Given records
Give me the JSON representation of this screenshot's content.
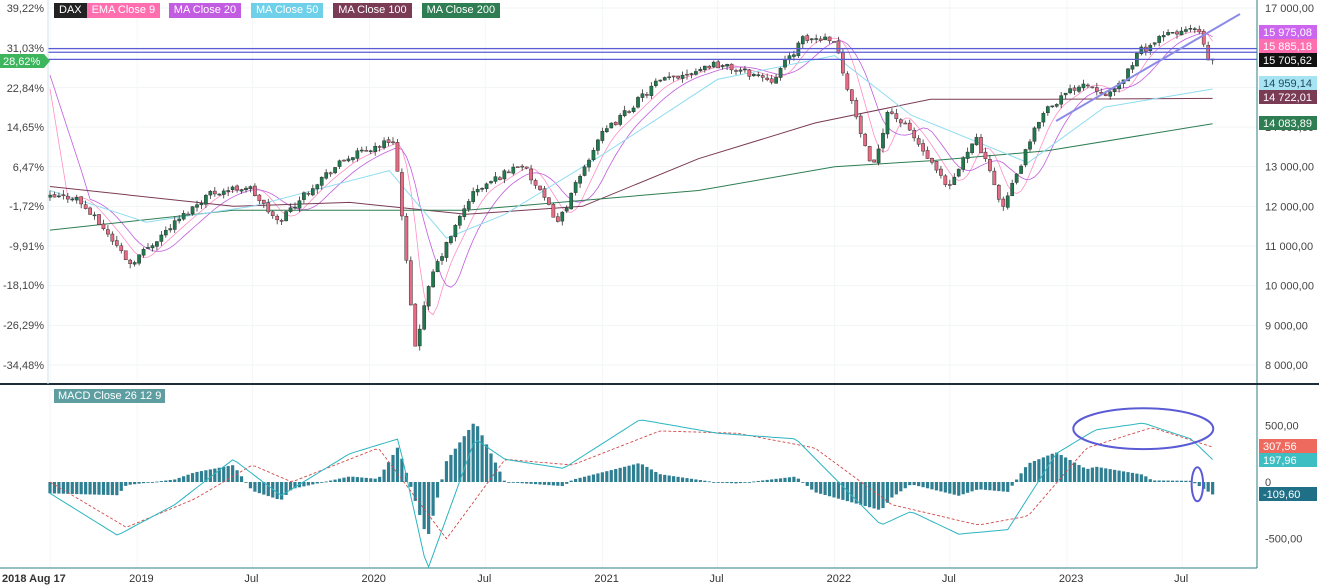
{
  "chart_data": [
    {
      "type": "candlestick",
      "instrument": "DAX",
      "legend": [
        {
          "name": "DAX",
          "color": "#222222"
        },
        {
          "name": "EMA Close 9",
          "color": "#ff6fb0"
        },
        {
          "name": "MA Close 20",
          "color": "#c25ce0"
        },
        {
          "name": "MA Close 50",
          "color": "#6fd0ea"
        },
        {
          "name": "MA Close 100",
          "color": "#7a3b55"
        },
        {
          "name": "MA Close 200",
          "color": "#2e7d53"
        }
      ],
      "x_ticks": [
        "2018 Aug 17",
        "2019",
        "Jul",
        "2020",
        "Jul",
        "2021",
        "Jul",
        "2022",
        "Jul",
        "2023",
        "Jul"
      ],
      "y_right_ticks": [
        "17 000,00",
        "16 000,00",
        "15 000,00",
        "14 000,00",
        "13 000,00",
        "12 000,00",
        "11 000,00",
        "10 000,00",
        "9 000,00",
        "8 000,00"
      ],
      "y_left_ticks": [
        "39,22%",
        "31,03%",
        "22,84%",
        "14,65%",
        "6,47%",
        "-1,72%",
        "-9,91%",
        "-18,10%",
        "-26,29%",
        "-34,48%"
      ],
      "ylim": [
        7700,
        17100
      ],
      "current_pct_label": "28,62%",
      "horizontal_levels": [
        {
          "value": 15975.08,
          "label": "15 975,08",
          "color": "#cc66ee"
        },
        {
          "value": 15885.18,
          "label": "15 885,18",
          "color": "#ff6fb0"
        },
        {
          "value": 15705.62,
          "label": "15 705,62",
          "color": "#111111"
        }
      ],
      "price_labels": [
        {
          "value": 14959.14,
          "label": "14 959,14",
          "color": "#6fd0ea"
        },
        {
          "value": 14722.01,
          "label": "14 722,01",
          "color": "#7a3b55"
        },
        {
          "value": 14083.89,
          "label": "14 083,89",
          "color": "#2e7d53"
        }
      ],
      "close_path": [
        [
          "2018-08-17",
          12210
        ],
        [
          "2018-10-01",
          12250
        ],
        [
          "2018-11-15",
          11450
        ],
        [
          "2018-12-27",
          10560
        ],
        [
          "2019-03-01",
          11500
        ],
        [
          "2019-05-01",
          12340
        ],
        [
          "2019-07-01",
          12500
        ],
        [
          "2019-08-15",
          11600
        ],
        [
          "2019-10-15",
          12600
        ],
        [
          "2019-12-01",
          13200
        ],
        [
          "2020-02-15",
          13700
        ],
        [
          "2020-03-18",
          8440
        ],
        [
          "2020-04-15",
          10300
        ],
        [
          "2020-06-15",
          12300
        ],
        [
          "2020-09-01",
          13100
        ],
        [
          "2020-10-30",
          11600
        ],
        [
          "2020-12-31",
          13700
        ],
        [
          "2021-04-01",
          15100
        ],
        [
          "2021-07-01",
          15600
        ],
        [
          "2021-10-01",
          15200
        ],
        [
          "2021-11-18",
          16200
        ],
        [
          "2022-01-05",
          16270
        ],
        [
          "2022-03-07",
          12830
        ],
        [
          "2022-04-01",
          14450
        ],
        [
          "2022-05-05",
          13900
        ],
        [
          "2022-07-05",
          12400
        ],
        [
          "2022-08-15",
          13800
        ],
        [
          "2022-09-29",
          11980
        ],
        [
          "2022-11-30",
          14400
        ],
        [
          "2023-01-31",
          15130
        ],
        [
          "2023-03-20",
          14800
        ],
        [
          "2023-05-01",
          15900
        ],
        [
          "2023-06-16",
          16350
        ],
        [
          "2023-07-31",
          16470
        ],
        [
          "2023-08-18",
          15650
        ]
      ],
      "ma_lines": [
        {
          "name": "MA Close 100",
          "points": [
            [
              "2018-08-17",
              12500
            ],
            [
              "2019-06-01",
              12000
            ],
            [
              "2019-12-01",
              12100
            ],
            [
              "2020-06-01",
              11800
            ],
            [
              "2020-12-01",
              12000
            ],
            [
              "2021-06-01",
              13200
            ],
            [
              "2021-12-01",
              14100
            ],
            [
              "2022-06-01",
              14700
            ],
            [
              "2022-12-01",
              14700
            ],
            [
              "2023-08-18",
              14722
            ]
          ]
        },
        {
          "name": "MA Close 200",
          "points": [
            [
              "2018-08-17",
              11400
            ],
            [
              "2019-06-01",
              11900
            ],
            [
              "2020-06-01",
              11900
            ],
            [
              "2021-06-01",
              12400
            ],
            [
              "2022-01-01",
              13000
            ],
            [
              "2022-06-01",
              13150
            ],
            [
              "2022-12-01",
              13400
            ],
            [
              "2023-08-18",
              14084
            ]
          ]
        },
        {
          "name": "MA Close 50",
          "points": [
            [
              "2018-08-17",
              12400
            ],
            [
              "2019-01-15",
              11600
            ],
            [
              "2019-07-01",
              12000
            ],
            [
              "2020-02-01",
              12900
            ],
            [
              "2020-05-01",
              11200
            ],
            [
              "2020-08-01",
              11800
            ],
            [
              "2021-01-01",
              13300
            ],
            [
              "2021-07-01",
              15200
            ],
            [
              "2022-01-01",
              15800
            ],
            [
              "2022-05-01",
              14300
            ],
            [
              "2022-11-01",
              13100
            ],
            [
              "2023-03-01",
              14500
            ],
            [
              "2023-08-18",
              14959
            ]
          ]
        }
      ],
      "trendline": {
        "from": [
          "2022-12-15",
          14150
        ],
        "to": [
          "2023-09-30",
          16850
        ]
      }
    },
    {
      "type": "macd",
      "title": "MACD Close 26 12 9",
      "y_ticks": [
        "500,00",
        "0",
        "-500,00"
      ],
      "ylim": [
        -800,
        700
      ],
      "value_labels": [
        {
          "value": 307.56,
          "label": "307,56",
          "color": "#ee6a5e"
        },
        {
          "value": 197.96,
          "label": "197,96",
          "color": "#3dbec3"
        },
        {
          "value": -109.6,
          "label": "-109,60",
          "color": "#1f6f86"
        }
      ],
      "macd_path": [
        [
          "2018-08-17",
          -100
        ],
        [
          "2018-12-01",
          -470
        ],
        [
          "2019-03-01",
          -200
        ],
        [
          "2019-06-01",
          200
        ],
        [
          "2019-08-15",
          -120
        ],
        [
          "2019-12-01",
          250
        ],
        [
          "2020-02-15",
          380
        ],
        [
          "2020-04-01",
          -780
        ],
        [
          "2020-06-15",
          380
        ],
        [
          "2020-08-01",
          200
        ],
        [
          "2020-11-01",
          120
        ],
        [
          "2021-03-01",
          550
        ],
        [
          "2021-07-01",
          430
        ],
        [
          "2021-11-01",
          380
        ],
        [
          "2022-03-15",
          -380
        ],
        [
          "2022-05-01",
          -260
        ],
        [
          "2022-07-15",
          -460
        ],
        [
          "2022-09-30",
          -420
        ],
        [
          "2022-12-15",
          250
        ],
        [
          "2023-02-15",
          460
        ],
        [
          "2023-05-01",
          520
        ],
        [
          "2023-07-15",
          380
        ],
        [
          "2023-08-18",
          198
        ]
      ],
      "signal_path": [
        [
          "2018-08-17",
          0
        ],
        [
          "2018-12-15",
          -400
        ],
        [
          "2019-04-01",
          -150
        ],
        [
          "2019-07-01",
          150
        ],
        [
          "2019-09-01",
          0
        ],
        [
          "2020-01-15",
          300
        ],
        [
          "2020-05-01",
          -500
        ],
        [
          "2020-08-01",
          200
        ],
        [
          "2020-11-15",
          150
        ],
        [
          "2021-04-01",
          450
        ],
        [
          "2021-08-01",
          430
        ],
        [
          "2021-12-01",
          300
        ],
        [
          "2022-04-01",
          -200
        ],
        [
          "2022-08-15",
          -380
        ],
        [
          "2022-11-01",
          -300
        ],
        [
          "2023-02-01",
          300
        ],
        [
          "2023-05-15",
          480
        ],
        [
          "2023-08-18",
          308
        ]
      ],
      "ellipses": [
        {
          "center": [
            "2023-05-01",
            470
          ],
          "rx_days": 110,
          "ry_value": 180
        },
        {
          "center": [
            "2023-07-25",
            -20
          ],
          "rx_days": 9,
          "ry_value": 150
        }
      ]
    }
  ]
}
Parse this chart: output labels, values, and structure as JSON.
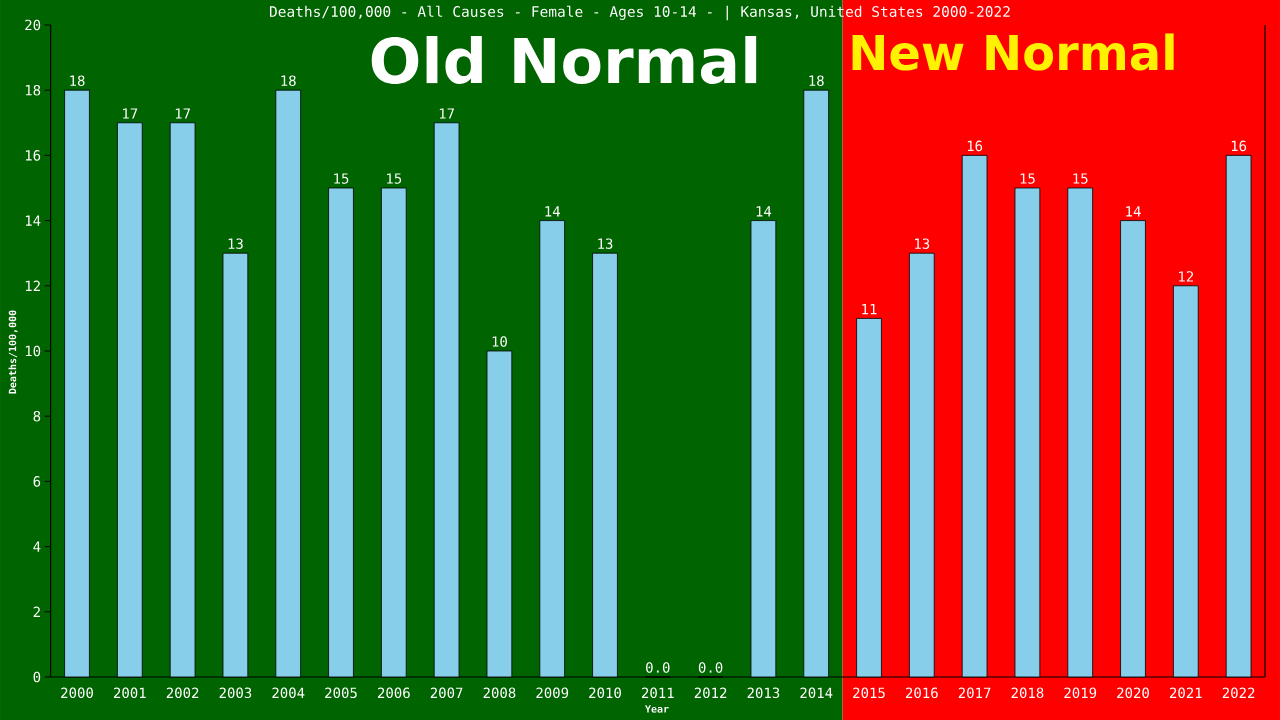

What is asked
Read through the data and copy every line where "this" shows up.

Problem solution
Give me the JSON representation of this screenshot's content.
Parse this chart: output labels, values, and structure as JSON.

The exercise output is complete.